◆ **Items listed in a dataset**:
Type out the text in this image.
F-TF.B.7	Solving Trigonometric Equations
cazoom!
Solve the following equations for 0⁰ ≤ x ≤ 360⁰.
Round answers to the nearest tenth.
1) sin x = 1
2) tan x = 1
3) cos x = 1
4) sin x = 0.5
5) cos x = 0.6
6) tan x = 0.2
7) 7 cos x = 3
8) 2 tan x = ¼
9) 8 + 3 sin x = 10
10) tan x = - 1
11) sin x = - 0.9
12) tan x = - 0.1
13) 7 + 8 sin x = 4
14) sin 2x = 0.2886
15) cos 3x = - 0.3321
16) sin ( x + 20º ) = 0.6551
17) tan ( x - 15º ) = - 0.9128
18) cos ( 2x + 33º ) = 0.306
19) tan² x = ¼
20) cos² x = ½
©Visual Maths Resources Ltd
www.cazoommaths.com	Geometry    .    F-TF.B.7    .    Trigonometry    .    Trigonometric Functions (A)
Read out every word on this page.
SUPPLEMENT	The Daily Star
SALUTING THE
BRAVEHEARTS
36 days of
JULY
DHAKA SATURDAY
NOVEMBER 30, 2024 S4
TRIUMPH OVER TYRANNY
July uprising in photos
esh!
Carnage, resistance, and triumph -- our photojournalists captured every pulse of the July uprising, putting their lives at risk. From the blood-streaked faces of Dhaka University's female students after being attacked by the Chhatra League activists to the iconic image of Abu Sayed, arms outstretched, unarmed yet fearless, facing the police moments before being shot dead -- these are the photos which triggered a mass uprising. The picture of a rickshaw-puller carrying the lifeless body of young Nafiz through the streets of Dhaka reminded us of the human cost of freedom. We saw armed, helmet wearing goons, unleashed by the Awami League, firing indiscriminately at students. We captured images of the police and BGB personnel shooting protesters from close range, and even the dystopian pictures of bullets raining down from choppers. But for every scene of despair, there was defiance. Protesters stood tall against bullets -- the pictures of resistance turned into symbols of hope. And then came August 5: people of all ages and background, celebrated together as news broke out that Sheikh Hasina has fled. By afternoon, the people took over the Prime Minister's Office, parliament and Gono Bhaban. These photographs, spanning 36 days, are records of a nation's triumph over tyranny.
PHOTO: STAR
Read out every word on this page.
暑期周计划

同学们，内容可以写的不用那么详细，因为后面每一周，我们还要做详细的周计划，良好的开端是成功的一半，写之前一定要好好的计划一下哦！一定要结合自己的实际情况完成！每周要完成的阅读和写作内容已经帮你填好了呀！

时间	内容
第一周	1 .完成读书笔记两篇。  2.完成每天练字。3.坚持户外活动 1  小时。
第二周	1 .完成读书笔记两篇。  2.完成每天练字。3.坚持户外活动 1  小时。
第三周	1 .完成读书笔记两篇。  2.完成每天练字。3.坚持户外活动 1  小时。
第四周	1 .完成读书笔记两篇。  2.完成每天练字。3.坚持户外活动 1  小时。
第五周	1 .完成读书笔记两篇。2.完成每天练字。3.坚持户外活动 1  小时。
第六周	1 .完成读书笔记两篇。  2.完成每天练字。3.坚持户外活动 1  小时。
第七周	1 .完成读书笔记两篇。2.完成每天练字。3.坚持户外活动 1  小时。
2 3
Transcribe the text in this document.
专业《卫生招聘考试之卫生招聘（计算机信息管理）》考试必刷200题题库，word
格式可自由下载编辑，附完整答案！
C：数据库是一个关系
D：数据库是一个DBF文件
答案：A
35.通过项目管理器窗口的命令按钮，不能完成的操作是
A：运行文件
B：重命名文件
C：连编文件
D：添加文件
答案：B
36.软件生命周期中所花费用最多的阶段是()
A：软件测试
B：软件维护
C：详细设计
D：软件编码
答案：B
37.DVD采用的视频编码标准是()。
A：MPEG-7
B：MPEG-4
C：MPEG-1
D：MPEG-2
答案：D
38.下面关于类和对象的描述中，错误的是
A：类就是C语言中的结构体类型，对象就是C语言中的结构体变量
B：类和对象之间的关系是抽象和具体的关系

◆ **The exercise**: Each line that has the word "image" should be copied.

◆ **Result of the exercise**:
Type out the text in this image.
Carnage, resistance, and triumph -- our photojournalists captured every pulse of the July uprising, putting their lives at risk. From the blood-streaked faces of Dhaka University's female students after being attacked by the Chhatra League activists to the iconic image of Abu Sayed, arms outstretched, unarmed yet fearless, facing the police moments before being shot dead -- these are the photos which triggered a mass uprising. The picture of a rickshaw-puller carrying the lifeless body of young Nafiz through the streets of Dhaka reminded us of the human cost of freedom. We saw armed, helmet wearing goons, unleashed by the Awami League, firing indiscriminately at students. We captured images of the police and BGB personnel shooting protesters from close range, and even the dystopian pictures of bullets raining down from choppers. But for every scene of despair, there was defiance. Protesters stood tall against bullets -- the pictures of resistance turned into symbols of hope. And then came August 5: people of all ages and background, celebrated together as news broke out that Sheikh Hasina has fled. By afternoon, the people took over the Prime Minister's Office, parliament and Gono Bhaban. These photographs, spanning 36 days, are records of a nation's triumph over tyranny.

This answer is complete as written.